:: Directions for this task ::
Your task is to copy the material exactly.

========

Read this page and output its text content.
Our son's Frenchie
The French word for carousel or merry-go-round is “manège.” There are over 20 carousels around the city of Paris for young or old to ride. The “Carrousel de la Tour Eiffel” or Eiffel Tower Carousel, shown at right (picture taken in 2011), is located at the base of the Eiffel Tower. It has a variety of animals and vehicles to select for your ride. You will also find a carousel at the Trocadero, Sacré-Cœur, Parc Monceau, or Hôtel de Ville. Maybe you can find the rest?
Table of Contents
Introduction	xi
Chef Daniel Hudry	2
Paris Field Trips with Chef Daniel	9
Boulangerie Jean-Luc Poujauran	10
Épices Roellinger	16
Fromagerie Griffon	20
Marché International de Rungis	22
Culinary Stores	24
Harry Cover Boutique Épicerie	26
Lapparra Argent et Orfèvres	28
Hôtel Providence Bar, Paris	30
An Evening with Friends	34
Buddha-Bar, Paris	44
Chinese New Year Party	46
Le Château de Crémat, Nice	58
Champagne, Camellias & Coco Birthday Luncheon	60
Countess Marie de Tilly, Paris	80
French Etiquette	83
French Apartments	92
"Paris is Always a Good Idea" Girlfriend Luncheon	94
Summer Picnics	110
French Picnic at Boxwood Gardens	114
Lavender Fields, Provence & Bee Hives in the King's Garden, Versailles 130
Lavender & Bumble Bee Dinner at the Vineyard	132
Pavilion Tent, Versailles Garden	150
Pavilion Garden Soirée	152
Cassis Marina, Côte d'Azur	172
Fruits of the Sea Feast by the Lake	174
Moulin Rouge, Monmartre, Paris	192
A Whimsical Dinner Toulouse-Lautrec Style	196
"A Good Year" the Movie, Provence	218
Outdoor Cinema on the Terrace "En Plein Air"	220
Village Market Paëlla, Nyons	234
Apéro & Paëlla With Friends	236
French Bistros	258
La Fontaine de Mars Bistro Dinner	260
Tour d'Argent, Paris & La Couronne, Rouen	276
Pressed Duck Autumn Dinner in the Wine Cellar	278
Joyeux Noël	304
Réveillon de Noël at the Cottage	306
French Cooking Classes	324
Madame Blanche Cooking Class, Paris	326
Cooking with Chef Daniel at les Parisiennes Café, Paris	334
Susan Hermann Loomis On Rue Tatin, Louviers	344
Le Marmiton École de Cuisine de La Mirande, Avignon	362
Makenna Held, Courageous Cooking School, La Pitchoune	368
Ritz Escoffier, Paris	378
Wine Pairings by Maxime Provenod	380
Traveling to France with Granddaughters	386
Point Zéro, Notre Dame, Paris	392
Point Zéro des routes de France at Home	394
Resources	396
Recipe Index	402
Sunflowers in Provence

========

:: The completed task ::
Read this page and output its text content.
Our son's Frenchie
The French word for carousel or merry-go-round is “manège.” There are over 20 carousels around the city of Paris for young or old to ride. The “Carrousel de la Tour Eiffel” or Eiffel Tower Carousel, shown at right (picture taken in 2011), is located at the base of the Eiffel Tower. It has a variety of animals and vehicles to select for your ride. You will also find a carousel at the Trocadero, Sacré-Cœur, Parc Monceau, or Hôtel de Ville. Maybe you can find the rest?
Table of Contents
Introduction	xi
Chef Daniel Hudry	2
Paris Field Trips with Chef Daniel	9
Boulangerie Jean-Luc Poujauran	10
Épices Roellinger	16
Fromagerie Griffon	20
Marché International de Rungis	22
Culinary Stores	24
Harry Cover Boutique Épicerie	26
Lapparra Argent et Orfèvres	28
Hôtel Providence Bar, Paris	30
An Evening with Friends	34
Buddha-Bar, Paris	44
Chinese New Year Party	46
Le Château de Crémat, Nice	58
Champagne, Camellias & Coco Birthday Luncheon	60
Countess Marie de Tilly, Paris	80
French Etiquette	83
French Apartments	92
"Paris is Always a Good Idea" Girlfriend Luncheon	94
Summer Picnics	110
French Picnic at Boxwood Gardens	114
Lavender Fields, Provence & Bee Hives in the King's Garden, Versailles 130
Lavender & Bumble Bee Dinner at the Vineyard	132
Pavilion Tent, Versailles Garden	150
Pavilion Garden Soirée	152
Cassis Marina, Côte d'Azur	172
Fruits of the Sea Feast by the Lake	174
Moulin Rouge, Monmartre, Paris	192
A Whimsical Dinner Toulouse-Lautrec Style	196
"A Good Year" the Movie, Provence	218
Outdoor Cinema on the Terrace "En Plein Air"	220
Village Market Paëlla, Nyons	234
Apéro & Paëlla With Friends	236
French Bistros	258
La Fontaine de Mars Bistro Dinner	260
Tour d'Argent, Paris & La Couronne, Rouen	276
Pressed Duck Autumn Dinner in the Wine Cellar	278
Joyeux Noël	304
Réveillon de Noël at the Cottage	306
French Cooking Classes	324
Madame Blanche Cooking Class, Paris	326
Cooking with Chef Daniel at les Parisiennes Café, Paris	334
Susan Hermann Loomis On Rue Tatin, Louviers	344
Le Marmiton École de Cuisine de La Mirande, Avignon	362
Makenna Held, Courageous Cooking School, La Pitchoune	368
Ritz Escoffier, Paris	378
Wine Pairings by Maxime Provenod	380
Traveling to France with Granddaughters	386
Point Zéro, Notre Dame, Paris	392
Point Zéro des routes de France at Home	394
Resources	396
Recipe Index	402
Sunflowers in Provence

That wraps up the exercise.